* **WORK TO DO**
The data below is to be returned in full and exactly.

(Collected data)
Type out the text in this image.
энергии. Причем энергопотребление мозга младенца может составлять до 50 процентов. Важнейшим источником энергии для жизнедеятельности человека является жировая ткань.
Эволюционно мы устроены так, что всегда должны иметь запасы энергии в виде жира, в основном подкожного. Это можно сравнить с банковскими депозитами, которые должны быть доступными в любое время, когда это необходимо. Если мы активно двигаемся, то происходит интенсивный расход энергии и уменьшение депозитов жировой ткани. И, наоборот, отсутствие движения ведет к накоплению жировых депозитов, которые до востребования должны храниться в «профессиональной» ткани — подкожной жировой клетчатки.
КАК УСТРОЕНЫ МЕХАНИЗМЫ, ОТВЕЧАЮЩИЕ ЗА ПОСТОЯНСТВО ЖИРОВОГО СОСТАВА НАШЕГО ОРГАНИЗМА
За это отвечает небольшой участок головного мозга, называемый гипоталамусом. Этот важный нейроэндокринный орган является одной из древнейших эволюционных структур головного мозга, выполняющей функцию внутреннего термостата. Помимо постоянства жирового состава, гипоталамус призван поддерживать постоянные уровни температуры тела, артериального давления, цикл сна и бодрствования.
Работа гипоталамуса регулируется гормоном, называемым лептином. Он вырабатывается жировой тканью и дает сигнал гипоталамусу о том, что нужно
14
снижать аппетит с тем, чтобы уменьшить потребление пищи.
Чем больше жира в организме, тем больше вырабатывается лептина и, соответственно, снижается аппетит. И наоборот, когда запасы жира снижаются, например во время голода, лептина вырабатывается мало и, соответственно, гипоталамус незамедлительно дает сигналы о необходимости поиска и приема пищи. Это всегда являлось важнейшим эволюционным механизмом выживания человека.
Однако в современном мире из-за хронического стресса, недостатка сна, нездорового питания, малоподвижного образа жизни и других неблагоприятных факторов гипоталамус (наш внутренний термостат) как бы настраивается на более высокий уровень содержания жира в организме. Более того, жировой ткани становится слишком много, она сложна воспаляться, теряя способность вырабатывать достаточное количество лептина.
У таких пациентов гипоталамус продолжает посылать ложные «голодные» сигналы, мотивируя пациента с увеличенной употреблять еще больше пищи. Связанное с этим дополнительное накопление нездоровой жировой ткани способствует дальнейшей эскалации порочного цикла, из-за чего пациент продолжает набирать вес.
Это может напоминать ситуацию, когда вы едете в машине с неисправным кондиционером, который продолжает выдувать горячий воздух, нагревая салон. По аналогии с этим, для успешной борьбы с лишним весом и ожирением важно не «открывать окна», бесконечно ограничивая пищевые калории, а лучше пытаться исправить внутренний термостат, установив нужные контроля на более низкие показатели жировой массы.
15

* **OUTPUT**
Type out the text in this image.
энергии. Причем энергопотребление мозга младенца может составлять до 50 процентов. Важнейшим источником энергии для жизнедеятельности человека является жировая ткань.
Эволюционно мы устроены так, что всегда должны иметь запасы энергии в виде жира, в основном подкожного. Это можно сравнить с банковскими депозитами, которые должны быть доступными в любое время, когда это необходимо. Если мы активно двигаемся, то происходит интенсивный расход энергии и уменьшение депозитов жировой ткани. И, наоборот, отсутствие движения ведет к накоплению жировых депозитов, которые до востребования должны храниться в «профессиональной» ткани — подкожной жировой клетчатки.
КАК УСТРОЕНЫ МЕХАНИЗМЫ, ОТВЕЧАЮЩИЕ ЗА ПОСТОЯНСТВО ЖИРОВОГО СОСТАВА НАШЕГО ОРГАНИЗМА
За это отвечает небольшой участок головного мозга, называемый гипоталамусом. Этот важный нейроэндокринный орган является одной из древнейших эволюционных структур головного мозга, выполняющей функцию внутреннего термостата. Помимо постоянства жирового состава, гипоталамус призван поддерживать постоянные уровни температуры тела, артериального давления, цикл сна и бодрствования.
Работа гипоталамуса регулируется гормоном, называемым лептином. Он вырабатывается жировой тканью и дает сигнал гипоталамусу о том, что нужно
14
снижать аппетит с тем, чтобы уменьшить потребление пищи.
Чем больше жира в организме, тем больше вырабатывается лептина и, соответственно, снижается аппетит. И наоборот, когда запасы жира снижаются, например во время голода, лептина вырабатывается мало и, соответственно, гипоталамус незамедлительно дает сигналы о необходимости поиска и приема пищи. Это всегда являлось важнейшим эволюционным механизмом выживания человека.
Однако в современном мире из-за хронического стресса, недостатка сна, нездорового питания, малоподвижного образа жизни и других неблагоприятных факторов гипоталамус (наш внутренний термостат) как бы настраивается на более высокий уровень содержания жира в организме. Более того, жировой ткани становится слишком много, она сложна воспаляться, теряя способность вырабатывать достаточное количество лептина.
У таких пациентов гипоталамус продолжает посылать ложные «голодные» сигналы, мотивируя пациента с увеличенной употреблять еще больше пищи. Связанное с этим дополнительное накопление нездоровой жировой ткани способствует дальнейшей эскалации порочного цикла, из-за чего пациент продолжает набирать вес.
Это может напоминать ситуацию, когда вы едете в машине с неисправным кондиционером, который продолжает выдувать горячий воздух, нагревая салон. По аналогии с этим, для успешной борьбы с лишним весом и ожирением важно не «открывать окна», бесконечно ограничивая пищевые калории, а лучше пытаться исправить внутренний термостат, установив нужные контроля на более низкие показатели жировой массы.
15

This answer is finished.